** Start of Supplied information **

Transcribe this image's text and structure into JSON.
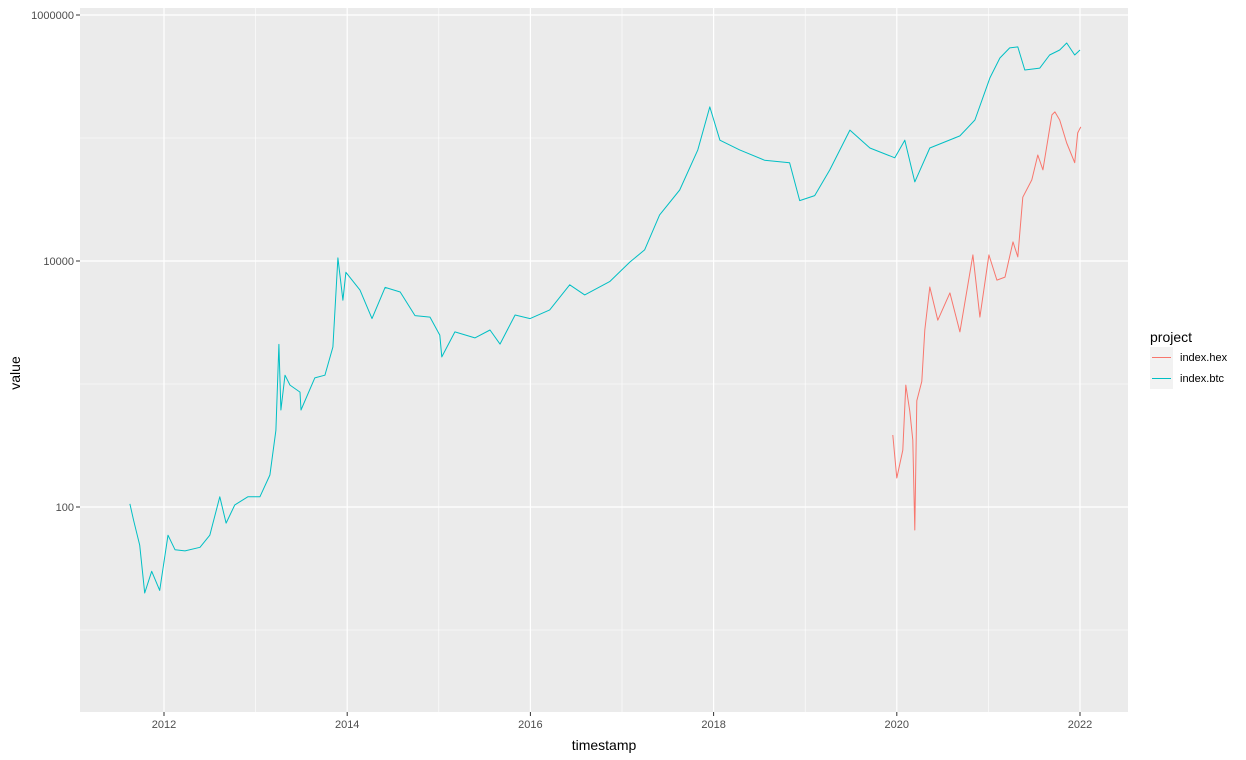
{
  "chart_data": {
    "type": "line",
    "xlabel": "timestamp",
    "ylabel": "value",
    "x_type": "date",
    "y_scale": "log10",
    "xlim": [
      "2011-03-15",
      "2022-05-20"
    ],
    "ylim": [
      3.7,
      1150000
    ],
    "x_ticks": [
      "2012",
      "2014",
      "2016",
      "2018",
      "2020",
      "2022"
    ],
    "y_ticks": [
      {
        "value": 100,
        "label": "100"
      },
      {
        "value": 10000,
        "label": "10000"
      },
      {
        "value": 1000000,
        "label": "1000000"
      }
    ],
    "grid": true,
    "background": "#EBEBEB",
    "legend": {
      "title": "project",
      "position": "right"
    },
    "series": [
      {
        "name": "index.hex",
        "color": "#F8766D",
        "points": [
          [
            "2019-12-16",
            385
          ],
          [
            "2020-01-01",
            172
          ],
          [
            "2020-01-25",
            290
          ],
          [
            "2020-02-06",
            980
          ],
          [
            "2020-02-22",
            600
          ],
          [
            "2020-03-05",
            350
          ],
          [
            "2020-03-13",
            65
          ],
          [
            "2020-03-21",
            730
          ],
          [
            "2020-04-10",
            1050
          ],
          [
            "2020-04-22",
            2750
          ],
          [
            "2020-05-12",
            6150
          ],
          [
            "2020-06-13",
            3300
          ],
          [
            "2020-07-31",
            5500
          ],
          [
            "2020-09-09",
            2650
          ],
          [
            "2020-10-31",
            11200
          ],
          [
            "2020-11-28",
            3500
          ],
          [
            "2021-01-03",
            11200
          ],
          [
            "2021-02-04",
            7000
          ],
          [
            "2021-03-08",
            7400
          ],
          [
            "2021-04-09",
            14300
          ],
          [
            "2021-04-28",
            10800
          ],
          [
            "2021-05-18",
            33000
          ],
          [
            "2021-06-23",
            45600
          ],
          [
            "2021-07-17",
            72800
          ],
          [
            "2021-08-06",
            55000
          ],
          [
            "2021-09-11",
            154000
          ],
          [
            "2021-09-23",
            163000
          ],
          [
            "2021-10-12",
            140000
          ],
          [
            "2021-11-09",
            91000
          ],
          [
            "2021-12-11",
            63000
          ],
          [
            "2021-12-23",
            110000
          ],
          [
            "2022-01-04",
            123000
          ]
        ]
      },
      {
        "name": "index.btc",
        "color": "#00BFC4",
        "points": [
          [
            "2011-08-18",
            106
          ],
          [
            "2011-09-02",
            78
          ],
          [
            "2011-09-26",
            49
          ],
          [
            "2011-10-16",
            20
          ],
          [
            "2011-11-13",
            30
          ],
          [
            "2011-12-15",
            21
          ],
          [
            "2012-01-17",
            59
          ],
          [
            "2012-02-14",
            45
          ],
          [
            "2012-03-25",
            44
          ],
          [
            "2012-05-24",
            47
          ],
          [
            "2012-07-02",
            59
          ],
          [
            "2012-08-11",
            121
          ],
          [
            "2012-09-05",
            74
          ],
          [
            "2012-10-10",
            104
          ],
          [
            "2012-12-01",
            121
          ],
          [
            "2013-01-18",
            121
          ],
          [
            "2013-02-27",
            182
          ],
          [
            "2013-03-23",
            420
          ],
          [
            "2013-04-04",
            2100
          ],
          [
            "2013-04-12",
            615
          ],
          [
            "2013-04-28",
            1180
          ],
          [
            "2013-05-18",
            980
          ],
          [
            "2013-06-27",
            860
          ],
          [
            "2013-07-01",
            615
          ],
          [
            "2013-08-25",
            1120
          ],
          [
            "2013-10-04",
            1180
          ],
          [
            "2013-11-05",
            2000
          ],
          [
            "2013-11-25",
            10600
          ],
          [
            "2013-12-15",
            4800
          ],
          [
            "2013-12-27",
            8100
          ],
          [
            "2014-02-21",
            5800
          ],
          [
            "2014-04-10",
            3400
          ],
          [
            "2014-06-01",
            6100
          ],
          [
            "2014-07-31",
            5600
          ],
          [
            "2014-09-28",
            3600
          ],
          [
            "2014-11-27",
            3500
          ],
          [
            "2015-01-05",
            2500
          ],
          [
            "2015-01-13",
            1660
          ],
          [
            "2015-03-06",
            2650
          ],
          [
            "2015-05-25",
            2370
          ],
          [
            "2015-07-24",
            2750
          ],
          [
            "2015-09-02",
            2110
          ],
          [
            "2015-11-01",
            3640
          ],
          [
            "2015-12-31",
            3400
          ],
          [
            "2016-03-18",
            4000
          ],
          [
            "2016-06-06",
            6400
          ],
          [
            "2016-08-05",
            5300
          ],
          [
            "2016-11-13",
            6800
          ],
          [
            "2017-02-01",
            9800
          ],
          [
            "2017-04-01",
            12300
          ],
          [
            "2017-05-31",
            23700
          ],
          [
            "2017-08-19",
            37800
          ],
          [
            "2017-10-30",
            80000
          ],
          [
            "2017-12-17",
            179000
          ],
          [
            "2018-01-26",
            96000
          ],
          [
            "2018-04-15",
            80000
          ],
          [
            "2018-07-23",
            66000
          ],
          [
            "2018-10-31",
            63000
          ],
          [
            "2018-12-10",
            31000
          ],
          [
            "2019-02-08",
            34000
          ],
          [
            "2019-04-09",
            55000
          ],
          [
            "2019-06-28",
            116000
          ],
          [
            "2019-09-16",
            83000
          ],
          [
            "2019-12-24",
            69000
          ],
          [
            "2020-02-02",
            96000
          ],
          [
            "2020-03-13",
            44000
          ],
          [
            "2020-05-12",
            83000
          ],
          [
            "2020-09-09",
            104000
          ],
          [
            "2020-11-08",
            140000
          ],
          [
            "2021-01-07",
            308000
          ],
          [
            "2021-02-16",
            447000
          ],
          [
            "2021-03-27",
            540000
          ],
          [
            "2021-04-28",
            550000
          ],
          [
            "2021-05-26",
            357000
          ],
          [
            "2021-07-25",
            370000
          ],
          [
            "2021-09-02",
            473000
          ],
          [
            "2021-10-12",
            519000
          ],
          [
            "2021-11-09",
            592000
          ],
          [
            "2021-12-11",
            473000
          ],
          [
            "2022-01-01",
            519000
          ]
        ]
      }
    ]
  }
}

** End of Supplied information **

* [The task]: Check each line of the records for the word "value", and show the lines that contain it.

* [Final answer]:
    "ylabel": "value",
        "value": 100,
        "value": 10000,
        "value": 1000000,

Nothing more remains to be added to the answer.